▸ **Task brief**
Pull out every line below that holds the word "ylabel".
━━━ Listed records
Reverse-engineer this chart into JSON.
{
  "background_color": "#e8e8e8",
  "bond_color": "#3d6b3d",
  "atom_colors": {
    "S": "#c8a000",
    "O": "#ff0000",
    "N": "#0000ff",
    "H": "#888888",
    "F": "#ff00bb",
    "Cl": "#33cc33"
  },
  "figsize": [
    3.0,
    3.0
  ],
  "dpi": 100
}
━━━━━━
━━━ Listed records
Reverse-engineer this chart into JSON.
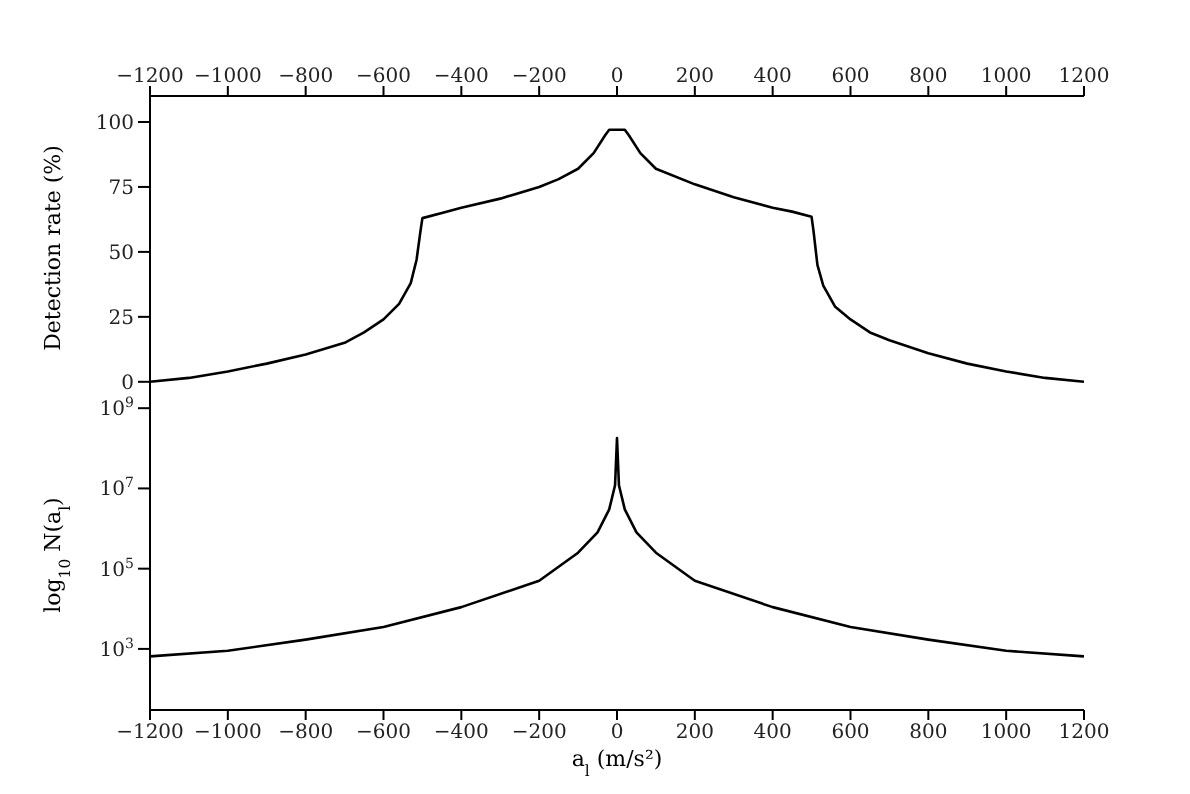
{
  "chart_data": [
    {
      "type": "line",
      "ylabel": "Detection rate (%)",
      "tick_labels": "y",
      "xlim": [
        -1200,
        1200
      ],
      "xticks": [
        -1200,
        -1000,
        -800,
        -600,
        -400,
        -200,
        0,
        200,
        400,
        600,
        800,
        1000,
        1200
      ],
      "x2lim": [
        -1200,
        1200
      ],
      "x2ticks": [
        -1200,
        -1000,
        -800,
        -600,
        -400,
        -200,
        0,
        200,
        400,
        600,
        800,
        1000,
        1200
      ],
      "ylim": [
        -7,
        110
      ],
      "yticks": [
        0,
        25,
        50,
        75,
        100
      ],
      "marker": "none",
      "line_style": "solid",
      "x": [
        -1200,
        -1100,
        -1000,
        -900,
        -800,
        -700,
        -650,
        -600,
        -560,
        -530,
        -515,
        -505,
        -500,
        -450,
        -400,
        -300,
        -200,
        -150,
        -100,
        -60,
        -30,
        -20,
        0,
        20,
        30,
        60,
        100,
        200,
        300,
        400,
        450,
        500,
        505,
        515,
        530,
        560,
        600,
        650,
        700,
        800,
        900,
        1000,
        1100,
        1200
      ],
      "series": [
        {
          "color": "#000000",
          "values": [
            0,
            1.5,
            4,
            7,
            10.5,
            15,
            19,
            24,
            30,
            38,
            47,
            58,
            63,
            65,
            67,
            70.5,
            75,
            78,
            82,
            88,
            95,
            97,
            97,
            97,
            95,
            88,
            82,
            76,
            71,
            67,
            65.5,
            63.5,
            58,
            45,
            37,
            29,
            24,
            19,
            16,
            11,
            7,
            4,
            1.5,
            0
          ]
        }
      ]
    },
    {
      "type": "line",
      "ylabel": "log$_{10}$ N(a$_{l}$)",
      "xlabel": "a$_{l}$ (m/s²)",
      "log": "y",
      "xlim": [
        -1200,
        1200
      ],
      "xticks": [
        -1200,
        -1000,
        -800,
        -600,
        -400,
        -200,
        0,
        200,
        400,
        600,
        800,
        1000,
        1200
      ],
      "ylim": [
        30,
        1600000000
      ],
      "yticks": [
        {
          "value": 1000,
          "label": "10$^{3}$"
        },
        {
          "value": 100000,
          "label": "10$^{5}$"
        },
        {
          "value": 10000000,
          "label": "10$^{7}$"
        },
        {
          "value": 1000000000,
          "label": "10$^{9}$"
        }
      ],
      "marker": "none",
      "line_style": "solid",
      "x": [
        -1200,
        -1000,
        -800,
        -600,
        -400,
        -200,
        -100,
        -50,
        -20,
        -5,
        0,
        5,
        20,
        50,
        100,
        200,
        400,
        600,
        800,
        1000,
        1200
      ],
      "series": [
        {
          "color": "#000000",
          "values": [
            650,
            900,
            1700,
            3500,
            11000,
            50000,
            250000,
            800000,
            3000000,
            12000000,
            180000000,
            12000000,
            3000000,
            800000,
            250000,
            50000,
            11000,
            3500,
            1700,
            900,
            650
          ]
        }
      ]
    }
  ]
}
━━━━━━
▸ **Exercise output**
      "ylabel": "Detection rate (%)",
      "ylabel": "log$_{10}$ N(a$_{l}$)",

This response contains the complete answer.